# EXCERPT
-*-*-

What is the Hidden Markov Model 🌱

The Hidden Markov Model (HMM) is a time series model that assumes the ground truth is made up of observed variables that we see $o_1,…,o_t$ and hidden variables $s_1,…,s_t$ that we never see but determine the values we observe. There are two main assumptions with the HMM:

1. $P(s_t \mid s_{t-1}, s_{t-2},…,s_{1}) = P(s_t \mid s_{t-1})$
2. $P(o_t \mid o_{t-1}, o_{t-2},…,o_{1}, s_{t}, s_{t-1},…,s_{1}) = P(s_t \mid s_{t-1}) = P(o_t \mid s_{t})$

• The first assumption means that the next hidden state is only dependent on the directly previous hidden state and none of the other past hidden states.
• The second assumption means that the observation at a certain time point is only dependent on the hidden state at that time point.

Here is a visualization of what the HMM looks like where $x_t$ are the hidden states and $y_t$ are the observed values.

-*-*-

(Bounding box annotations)

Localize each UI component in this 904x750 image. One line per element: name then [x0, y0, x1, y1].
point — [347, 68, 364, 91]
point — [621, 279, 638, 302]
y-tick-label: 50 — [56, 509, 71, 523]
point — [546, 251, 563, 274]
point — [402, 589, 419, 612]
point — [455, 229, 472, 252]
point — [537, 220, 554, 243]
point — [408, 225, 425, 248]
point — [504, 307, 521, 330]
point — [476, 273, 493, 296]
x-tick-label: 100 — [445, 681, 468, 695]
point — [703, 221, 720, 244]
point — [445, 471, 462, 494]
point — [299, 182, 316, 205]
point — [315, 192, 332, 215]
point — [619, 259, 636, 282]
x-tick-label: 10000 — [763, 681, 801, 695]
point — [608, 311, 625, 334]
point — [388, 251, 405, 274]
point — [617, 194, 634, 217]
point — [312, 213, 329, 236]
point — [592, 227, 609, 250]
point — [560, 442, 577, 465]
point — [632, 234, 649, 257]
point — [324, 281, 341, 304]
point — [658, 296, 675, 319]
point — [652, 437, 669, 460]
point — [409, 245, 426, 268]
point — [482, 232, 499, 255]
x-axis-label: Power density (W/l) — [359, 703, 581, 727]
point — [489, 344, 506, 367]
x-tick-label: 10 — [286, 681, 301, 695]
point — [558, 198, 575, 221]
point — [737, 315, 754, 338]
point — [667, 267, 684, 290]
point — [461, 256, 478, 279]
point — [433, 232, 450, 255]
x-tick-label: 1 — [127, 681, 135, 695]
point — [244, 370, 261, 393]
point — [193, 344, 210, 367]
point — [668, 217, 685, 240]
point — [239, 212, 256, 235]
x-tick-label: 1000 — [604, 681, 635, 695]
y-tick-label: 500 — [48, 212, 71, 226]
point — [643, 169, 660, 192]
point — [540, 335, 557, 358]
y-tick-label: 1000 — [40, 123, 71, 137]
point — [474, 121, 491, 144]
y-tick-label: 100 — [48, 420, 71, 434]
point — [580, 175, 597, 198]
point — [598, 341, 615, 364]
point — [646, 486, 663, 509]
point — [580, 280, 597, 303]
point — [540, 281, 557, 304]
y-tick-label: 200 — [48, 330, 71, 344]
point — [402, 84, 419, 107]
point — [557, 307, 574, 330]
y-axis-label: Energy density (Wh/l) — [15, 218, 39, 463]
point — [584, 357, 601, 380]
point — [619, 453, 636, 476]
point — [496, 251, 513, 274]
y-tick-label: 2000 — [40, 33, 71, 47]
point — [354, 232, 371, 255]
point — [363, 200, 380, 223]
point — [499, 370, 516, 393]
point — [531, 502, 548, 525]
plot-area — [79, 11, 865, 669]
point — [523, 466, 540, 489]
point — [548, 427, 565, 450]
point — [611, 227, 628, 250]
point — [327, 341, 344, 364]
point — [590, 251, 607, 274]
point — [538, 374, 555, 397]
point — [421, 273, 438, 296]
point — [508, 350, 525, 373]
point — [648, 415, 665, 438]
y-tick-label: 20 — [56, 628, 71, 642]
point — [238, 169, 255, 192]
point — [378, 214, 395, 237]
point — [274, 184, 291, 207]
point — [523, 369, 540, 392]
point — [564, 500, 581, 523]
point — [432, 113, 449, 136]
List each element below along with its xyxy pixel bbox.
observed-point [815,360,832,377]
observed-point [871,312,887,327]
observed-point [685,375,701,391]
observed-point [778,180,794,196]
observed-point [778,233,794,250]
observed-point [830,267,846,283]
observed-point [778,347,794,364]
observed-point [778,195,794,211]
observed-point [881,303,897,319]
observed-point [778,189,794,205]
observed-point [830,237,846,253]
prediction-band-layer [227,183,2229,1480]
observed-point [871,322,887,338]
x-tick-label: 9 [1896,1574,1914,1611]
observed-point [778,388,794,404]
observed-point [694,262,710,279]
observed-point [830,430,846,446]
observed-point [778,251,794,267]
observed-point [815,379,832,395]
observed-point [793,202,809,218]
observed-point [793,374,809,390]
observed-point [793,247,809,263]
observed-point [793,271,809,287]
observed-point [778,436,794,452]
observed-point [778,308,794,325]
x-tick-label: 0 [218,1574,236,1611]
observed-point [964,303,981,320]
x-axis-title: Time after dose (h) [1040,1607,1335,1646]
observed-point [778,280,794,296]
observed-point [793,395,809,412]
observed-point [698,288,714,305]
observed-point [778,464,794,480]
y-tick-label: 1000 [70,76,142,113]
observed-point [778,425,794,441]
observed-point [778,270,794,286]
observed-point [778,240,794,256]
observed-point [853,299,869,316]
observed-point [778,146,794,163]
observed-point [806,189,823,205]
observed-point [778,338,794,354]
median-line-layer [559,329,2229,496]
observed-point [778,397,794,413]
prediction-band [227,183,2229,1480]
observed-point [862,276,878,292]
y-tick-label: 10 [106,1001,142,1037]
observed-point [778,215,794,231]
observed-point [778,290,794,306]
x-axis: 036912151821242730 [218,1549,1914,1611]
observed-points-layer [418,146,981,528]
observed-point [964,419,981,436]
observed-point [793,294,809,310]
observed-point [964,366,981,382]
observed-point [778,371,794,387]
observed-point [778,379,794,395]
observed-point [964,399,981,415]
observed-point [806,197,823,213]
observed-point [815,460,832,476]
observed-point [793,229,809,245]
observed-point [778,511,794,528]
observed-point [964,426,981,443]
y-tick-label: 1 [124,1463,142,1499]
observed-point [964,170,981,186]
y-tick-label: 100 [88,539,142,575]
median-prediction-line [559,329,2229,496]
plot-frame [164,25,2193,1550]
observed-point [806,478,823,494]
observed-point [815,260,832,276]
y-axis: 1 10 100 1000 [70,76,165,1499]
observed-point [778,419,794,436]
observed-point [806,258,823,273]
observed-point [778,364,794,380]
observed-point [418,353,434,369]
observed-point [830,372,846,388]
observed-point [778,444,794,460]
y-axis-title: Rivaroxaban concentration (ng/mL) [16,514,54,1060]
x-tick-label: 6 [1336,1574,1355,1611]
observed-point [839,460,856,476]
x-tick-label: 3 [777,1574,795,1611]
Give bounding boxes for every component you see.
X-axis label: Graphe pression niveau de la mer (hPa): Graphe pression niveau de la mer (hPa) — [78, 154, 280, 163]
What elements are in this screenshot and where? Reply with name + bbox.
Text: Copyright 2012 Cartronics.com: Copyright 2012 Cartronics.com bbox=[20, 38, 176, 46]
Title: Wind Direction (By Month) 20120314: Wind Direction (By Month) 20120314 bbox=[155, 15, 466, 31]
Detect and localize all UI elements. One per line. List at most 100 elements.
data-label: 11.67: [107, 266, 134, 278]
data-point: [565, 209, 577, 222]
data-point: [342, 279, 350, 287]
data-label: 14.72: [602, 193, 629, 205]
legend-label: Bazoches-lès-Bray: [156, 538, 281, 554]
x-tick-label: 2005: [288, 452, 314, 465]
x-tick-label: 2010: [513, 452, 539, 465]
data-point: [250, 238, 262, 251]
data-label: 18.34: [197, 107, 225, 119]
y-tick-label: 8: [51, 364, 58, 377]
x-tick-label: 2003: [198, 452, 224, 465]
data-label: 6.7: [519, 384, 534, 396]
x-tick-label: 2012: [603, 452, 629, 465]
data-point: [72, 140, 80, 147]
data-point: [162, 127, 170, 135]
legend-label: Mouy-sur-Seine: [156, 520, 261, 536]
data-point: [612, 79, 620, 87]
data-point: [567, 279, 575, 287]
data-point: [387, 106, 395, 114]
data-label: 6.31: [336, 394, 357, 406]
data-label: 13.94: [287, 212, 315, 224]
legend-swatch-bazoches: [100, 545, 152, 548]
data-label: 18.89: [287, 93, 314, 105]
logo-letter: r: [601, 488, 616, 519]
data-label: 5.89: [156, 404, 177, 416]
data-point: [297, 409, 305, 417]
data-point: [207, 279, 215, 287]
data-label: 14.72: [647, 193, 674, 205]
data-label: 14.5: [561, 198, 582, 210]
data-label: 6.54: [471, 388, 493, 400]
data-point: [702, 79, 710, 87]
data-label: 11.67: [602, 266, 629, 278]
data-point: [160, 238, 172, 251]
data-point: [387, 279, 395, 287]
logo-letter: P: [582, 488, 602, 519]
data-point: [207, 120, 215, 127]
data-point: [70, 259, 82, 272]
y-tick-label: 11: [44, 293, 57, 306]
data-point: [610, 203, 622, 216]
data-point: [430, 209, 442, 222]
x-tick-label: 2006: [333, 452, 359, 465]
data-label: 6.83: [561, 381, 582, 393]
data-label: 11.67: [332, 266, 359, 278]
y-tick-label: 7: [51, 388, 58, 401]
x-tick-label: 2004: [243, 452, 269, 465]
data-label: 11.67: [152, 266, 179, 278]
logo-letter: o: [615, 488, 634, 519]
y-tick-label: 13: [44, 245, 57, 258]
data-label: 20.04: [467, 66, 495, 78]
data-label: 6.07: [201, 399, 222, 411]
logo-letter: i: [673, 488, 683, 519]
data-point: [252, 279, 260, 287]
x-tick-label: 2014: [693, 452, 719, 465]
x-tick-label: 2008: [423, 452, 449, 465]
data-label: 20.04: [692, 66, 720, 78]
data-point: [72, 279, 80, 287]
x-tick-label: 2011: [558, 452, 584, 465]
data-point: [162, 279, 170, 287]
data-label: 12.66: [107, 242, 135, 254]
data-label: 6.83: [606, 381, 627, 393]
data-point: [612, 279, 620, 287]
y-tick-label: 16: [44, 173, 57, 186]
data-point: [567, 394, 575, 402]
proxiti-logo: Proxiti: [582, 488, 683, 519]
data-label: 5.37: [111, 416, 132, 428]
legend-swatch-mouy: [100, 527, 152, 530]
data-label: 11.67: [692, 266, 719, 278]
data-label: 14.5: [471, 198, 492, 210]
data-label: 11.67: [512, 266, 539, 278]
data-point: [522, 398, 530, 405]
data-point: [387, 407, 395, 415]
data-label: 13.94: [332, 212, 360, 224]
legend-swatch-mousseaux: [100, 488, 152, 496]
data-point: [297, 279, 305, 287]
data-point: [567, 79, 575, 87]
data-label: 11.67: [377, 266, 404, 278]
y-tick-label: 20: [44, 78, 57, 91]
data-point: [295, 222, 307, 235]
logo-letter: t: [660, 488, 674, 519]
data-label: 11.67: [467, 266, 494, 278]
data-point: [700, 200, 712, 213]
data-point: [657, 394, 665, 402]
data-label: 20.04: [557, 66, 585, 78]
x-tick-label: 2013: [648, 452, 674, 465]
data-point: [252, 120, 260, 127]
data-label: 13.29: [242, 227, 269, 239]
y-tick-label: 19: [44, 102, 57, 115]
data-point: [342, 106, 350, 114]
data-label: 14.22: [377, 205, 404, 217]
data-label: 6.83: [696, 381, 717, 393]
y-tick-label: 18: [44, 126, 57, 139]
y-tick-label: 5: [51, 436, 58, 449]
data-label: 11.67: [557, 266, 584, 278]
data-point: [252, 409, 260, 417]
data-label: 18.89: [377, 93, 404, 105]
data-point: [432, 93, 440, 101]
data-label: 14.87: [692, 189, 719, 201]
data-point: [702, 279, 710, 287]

-*-*-

# TASKS AND EXERCISES
1. List each symbol that the Hidden Markov Model page uses for hidden or observed quantities, along with what the page says it stands for.
2. Carry the Hidden Markov Model page forward from its final sentence.

# ANSWERS GIVEN
1.
- o (o_1,…,o_t): the observed variables that we see
- s (s_1,…,s_t): the hidden variables that we never see but that determine the values we observe
- x_t: the hidden states in the visualization
- y_t: the observed values in the visualization

2.
There are 3 main problems we can solve with the HMM model, where $A$ is a $n \times n$ matrix of transition probabilities like $P(s_{t} \mid s_{t-1})$, $B$ is a $n \times v$ matrix of emission probabilities like $P(o_{t} \mid s_{t})$, $O$ is the sequence of observed values, and $S$ is the sequence of states. This model assumes that transition and emission probabilities are constant over time (but this can be generalized by having $A$ as a $T \times n \times n$ tensor).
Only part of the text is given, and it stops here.